-- Problem details --
How many lines of these entries hold the string "permits"? Reply with the number alone.

-- Source records --
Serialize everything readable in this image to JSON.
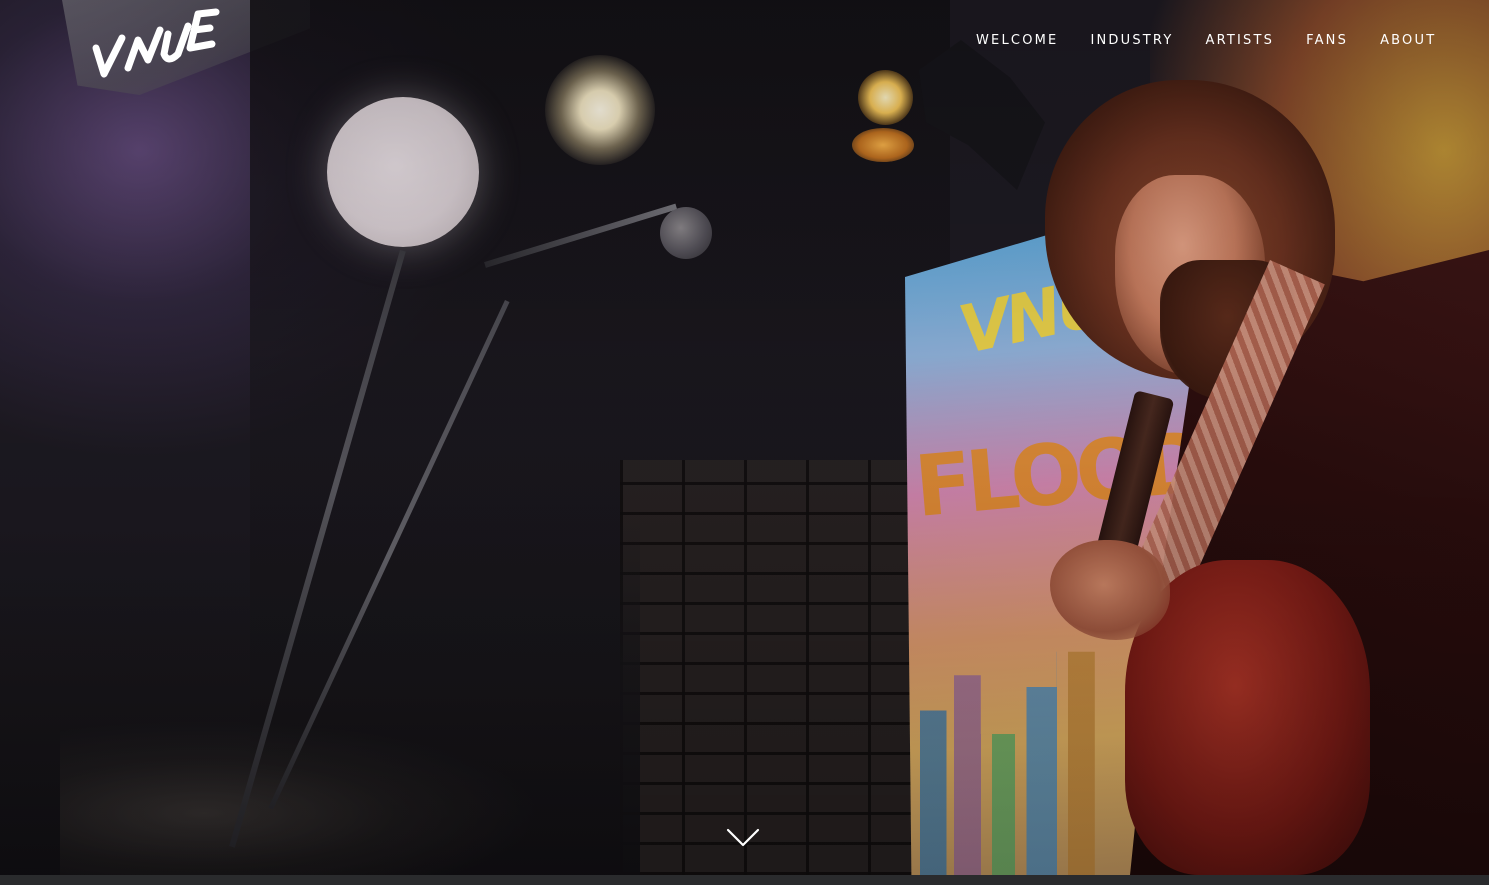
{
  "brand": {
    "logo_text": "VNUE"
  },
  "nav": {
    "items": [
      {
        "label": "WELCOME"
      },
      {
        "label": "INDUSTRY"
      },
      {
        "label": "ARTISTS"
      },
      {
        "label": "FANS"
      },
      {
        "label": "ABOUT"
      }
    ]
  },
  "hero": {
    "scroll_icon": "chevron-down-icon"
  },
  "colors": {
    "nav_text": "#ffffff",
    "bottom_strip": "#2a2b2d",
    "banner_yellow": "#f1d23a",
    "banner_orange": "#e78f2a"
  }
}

---

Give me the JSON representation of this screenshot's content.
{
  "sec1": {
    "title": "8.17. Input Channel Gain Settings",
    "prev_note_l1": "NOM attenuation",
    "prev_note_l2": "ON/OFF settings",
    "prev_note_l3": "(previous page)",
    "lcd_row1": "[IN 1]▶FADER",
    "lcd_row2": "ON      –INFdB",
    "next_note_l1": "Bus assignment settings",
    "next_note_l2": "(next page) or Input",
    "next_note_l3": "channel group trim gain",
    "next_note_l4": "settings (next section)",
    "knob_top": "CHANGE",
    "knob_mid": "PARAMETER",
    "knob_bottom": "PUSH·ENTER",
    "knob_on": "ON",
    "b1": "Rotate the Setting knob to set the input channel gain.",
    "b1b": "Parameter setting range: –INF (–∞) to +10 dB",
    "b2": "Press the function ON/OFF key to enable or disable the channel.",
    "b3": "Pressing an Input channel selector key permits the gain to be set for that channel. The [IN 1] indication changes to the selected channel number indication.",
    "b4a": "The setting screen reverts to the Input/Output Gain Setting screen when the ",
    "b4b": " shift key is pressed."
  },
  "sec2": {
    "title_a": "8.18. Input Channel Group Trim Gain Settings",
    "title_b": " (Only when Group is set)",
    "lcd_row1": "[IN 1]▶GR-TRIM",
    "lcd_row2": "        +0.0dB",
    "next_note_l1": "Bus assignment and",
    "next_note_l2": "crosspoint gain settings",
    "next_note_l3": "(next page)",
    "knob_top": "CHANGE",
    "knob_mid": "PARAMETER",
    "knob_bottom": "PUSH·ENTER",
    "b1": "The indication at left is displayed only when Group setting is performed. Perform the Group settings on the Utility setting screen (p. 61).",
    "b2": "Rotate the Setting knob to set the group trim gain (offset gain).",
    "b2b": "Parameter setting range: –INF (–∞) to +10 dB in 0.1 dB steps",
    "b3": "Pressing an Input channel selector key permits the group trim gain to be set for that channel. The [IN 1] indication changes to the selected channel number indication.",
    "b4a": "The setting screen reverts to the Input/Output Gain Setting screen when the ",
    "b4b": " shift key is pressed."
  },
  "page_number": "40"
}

-- Written answer --
2